Leave out the pictures and copy each record below exactly.

*RECORDS SHOWN*.
+++
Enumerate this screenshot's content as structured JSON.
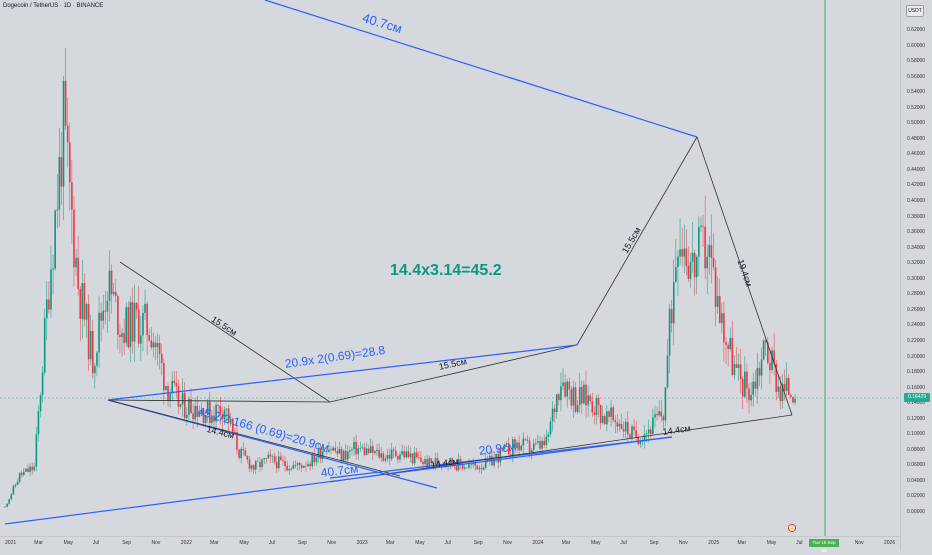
{
  "chart_header": {
    "title": "Dogecoin / TetherUS · 1D · BINANCE"
  },
  "currency_button": "USDT",
  "price_axis": [
    "0.62000",
    "0.60000",
    "0.58000",
    "0.56000",
    "0.54000",
    "0.52000",
    "0.50000",
    "0.48000",
    "0.46000",
    "0.44000",
    "0.42000",
    "0.40000",
    "0.38000",
    "0.36000",
    "0.34000",
    "0.32000",
    "0.30000",
    "0.28000",
    "0.26000",
    "0.24000",
    "0.22000",
    "0.20000",
    "0.18000",
    "0.16000",
    "0.14000",
    "0.12000",
    "0.10000",
    "0.08000",
    "0.06000",
    "0.04000",
    "0.02000",
    "0.00000"
  ],
  "current_price": "0.16429",
  "time_axis": [
    "2021",
    "Mar",
    "May",
    "Jul",
    "Sep",
    "Nov",
    "2022",
    "Mar",
    "May",
    "Jul",
    "Sep",
    "Nov",
    "2023",
    "Mar",
    "May",
    "Jul",
    "Sep",
    "Nov",
    "2024",
    "Mar",
    "May",
    "Jul",
    "Sep",
    "Nov",
    "2025",
    "Mar",
    "May",
    "Jul",
    "Sep",
    "Nov",
    "2026"
  ],
  "cursor_date": "Tue 16 Sep '25",
  "annotations": {
    "top_line": "40.7см",
    "center_formula": "14.4x3.14=45.2",
    "blue_formula_1": "20.9x 2(0.69)=28.8",
    "blue_formula_2": "45.2/2.166 (0.69)=20.9см",
    "left_diag": "15.5см",
    "left_lower": "14.4см",
    "mid_black": "15.5см",
    "right_up": "15.5см",
    "right_down": "19.4см",
    "bottom_blue": "40.7см",
    "bottom_black": "14.4см",
    "mid_blue": "20.9см",
    "right_black": "14.4см"
  },
  "colors": {
    "up": "#089981",
    "down": "#f23645",
    "line_blue": "#2962ff",
    "line_black": "#333333",
    "cursor": "#4caf50"
  },
  "chart_data": {
    "type": "line",
    "title": "Dogecoin / TetherUS · 1D · BINANCE",
    "xlabel": "",
    "ylabel": "",
    "ylim": [
      0.0,
      0.63
    ],
    "x": [
      "2021-01",
      "2021-02",
      "2021-03",
      "2021-04",
      "2021-05",
      "2021-06",
      "2021-07",
      "2021-08",
      "2021-09",
      "2021-10",
      "2021-11",
      "2021-12",
      "2022-01",
      "2022-02",
      "2022-03",
      "2022-04",
      "2022-05",
      "2022-06",
      "2022-07",
      "2022-08",
      "2022-09",
      "2022-10",
      "2022-11",
      "2022-12",
      "2023-01",
      "2023-02",
      "2023-03",
      "2023-04",
      "2023-05",
      "2023-06",
      "2023-07",
      "2023-08",
      "2023-09",
      "2023-10",
      "2023-11",
      "2023-12",
      "2024-01",
      "2024-02",
      "2024-03",
      "2024-04",
      "2024-05",
      "2024-06",
      "2024-07",
      "2024-08",
      "2024-09",
      "2024-10",
      "2024-11",
      "2024-12",
      "2025-01",
      "2025-02",
      "2025-03",
      "2025-04",
      "2025-05",
      "2025-06",
      "2025-07"
    ],
    "series": [
      {
        "values": [
          0.009,
          0.05,
          0.06,
          0.3,
          0.5,
          0.3,
          0.2,
          0.3,
          0.24,
          0.25,
          0.24,
          0.17,
          0.14,
          0.14,
          0.13,
          0.14,
          0.08,
          0.06,
          0.07,
          0.065,
          0.062,
          0.07,
          0.09,
          0.075,
          0.085,
          0.08,
          0.075,
          0.08,
          0.072,
          0.065,
          0.07,
          0.064,
          0.062,
          0.065,
          0.08,
          0.09,
          0.085,
          0.09,
          0.18,
          0.15,
          0.15,
          0.125,
          0.12,
          0.1,
          0.11,
          0.13,
          0.38,
          0.32,
          0.35,
          0.25,
          0.18,
          0.16,
          0.22,
          0.16,
          0.164
        ]
      }
    ]
  }
}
+++
*EXERCISE RESPONSE*.
Enumerate this screenshot's content as structured JSON.
{
  "chart_header": {
    "title": "Dogecoin / TetherUS · 1D · BINANCE"
  },
  "currency_button": "USDT",
  "price_axis": [
    "0.62000",
    "0.60000",
    "0.58000",
    "0.56000",
    "0.54000",
    "0.52000",
    "0.50000",
    "0.48000",
    "0.46000",
    "0.44000",
    "0.42000",
    "0.40000",
    "0.38000",
    "0.36000",
    "0.34000",
    "0.32000",
    "0.30000",
    "0.28000",
    "0.26000",
    "0.24000",
    "0.22000",
    "0.20000",
    "0.18000",
    "0.16000",
    "0.14000",
    "0.12000",
    "0.10000",
    "0.08000",
    "0.06000",
    "0.04000",
    "0.02000",
    "0.00000"
  ],
  "current_price": "0.16429",
  "time_axis": [
    "2021",
    "Mar",
    "May",
    "Jul",
    "Sep",
    "Nov",
    "2022",
    "Mar",
    "May",
    "Jul",
    "Sep",
    "Nov",
    "2023",
    "Mar",
    "May",
    "Jul",
    "Sep",
    "Nov",
    "2024",
    "Mar",
    "May",
    "Jul",
    "Sep",
    "Nov",
    "2025",
    "Mar",
    "May",
    "Jul",
    "Sep",
    "Nov",
    "2026"
  ],
  "cursor_date": "Tue 16 Sep '25",
  "annotations": {
    "top_line": "40.7см",
    "center_formula": "14.4x3.14=45.2",
    "blue_formula_1": "20.9x 2(0.69)=28.8",
    "blue_formula_2": "45.2/2.166 (0.69)=20.9см",
    "left_diag": "15.5см",
    "left_lower": "14.4см",
    "mid_black": "15.5см",
    "right_up": "15.5см",
    "right_down": "19.4см",
    "bottom_blue": "40.7см",
    "bottom_black": "14.4см",
    "mid_blue": "20.9см",
    "right_black": "14.4см"
  },
  "colors": {
    "up": "#089981",
    "down": "#f23645",
    "line_blue": "#2962ff",
    "line_black": "#333333",
    "cursor": "#4caf50"
  },
  "chart_data": {
    "type": "line",
    "title": "Dogecoin / TetherUS · 1D · BINANCE",
    "xlabel": "",
    "ylabel": "",
    "ylim": [
      0.0,
      0.63
    ],
    "x": [
      "2021-01",
      "2021-02",
      "2021-03",
      "2021-04",
      "2021-05",
      "2021-06",
      "2021-07",
      "2021-08",
      "2021-09",
      "2021-10",
      "2021-11",
      "2021-12",
      "2022-01",
      "2022-02",
      "2022-03",
      "2022-04",
      "2022-05",
      "2022-06",
      "2022-07",
      "2022-08",
      "2022-09",
      "2022-10",
      "2022-11",
      "2022-12",
      "2023-01",
      "2023-02",
      "2023-03",
      "2023-04",
      "2023-05",
      "2023-06",
      "2023-07",
      "2023-08",
      "2023-09",
      "2023-10",
      "2023-11",
      "2023-12",
      "2024-01",
      "2024-02",
      "2024-03",
      "2024-04",
      "2024-05",
      "2024-06",
      "2024-07",
      "2024-08",
      "2024-09",
      "2024-10",
      "2024-11",
      "2024-12",
      "2025-01",
      "2025-02",
      "2025-03",
      "2025-04",
      "2025-05",
      "2025-06",
      "2025-07"
    ],
    "series": [
      {
        "values": [
          0.009,
          0.05,
          0.06,
          0.3,
          0.5,
          0.3,
          0.2,
          0.3,
          0.24,
          0.25,
          0.24,
          0.17,
          0.14,
          0.14,
          0.13,
          0.14,
          0.08,
          0.06,
          0.07,
          0.065,
          0.062,
          0.07,
          0.09,
          0.075,
          0.085,
          0.08,
          0.075,
          0.08,
          0.072,
          0.065,
          0.07,
          0.064,
          0.062,
          0.065,
          0.08,
          0.09,
          0.085,
          0.09,
          0.18,
          0.15,
          0.15,
          0.125,
          0.12,
          0.1,
          0.11,
          0.13,
          0.38,
          0.32,
          0.35,
          0.25,
          0.18,
          0.16,
          0.22,
          0.16,
          0.164
        ]
      }
    ]
  }
}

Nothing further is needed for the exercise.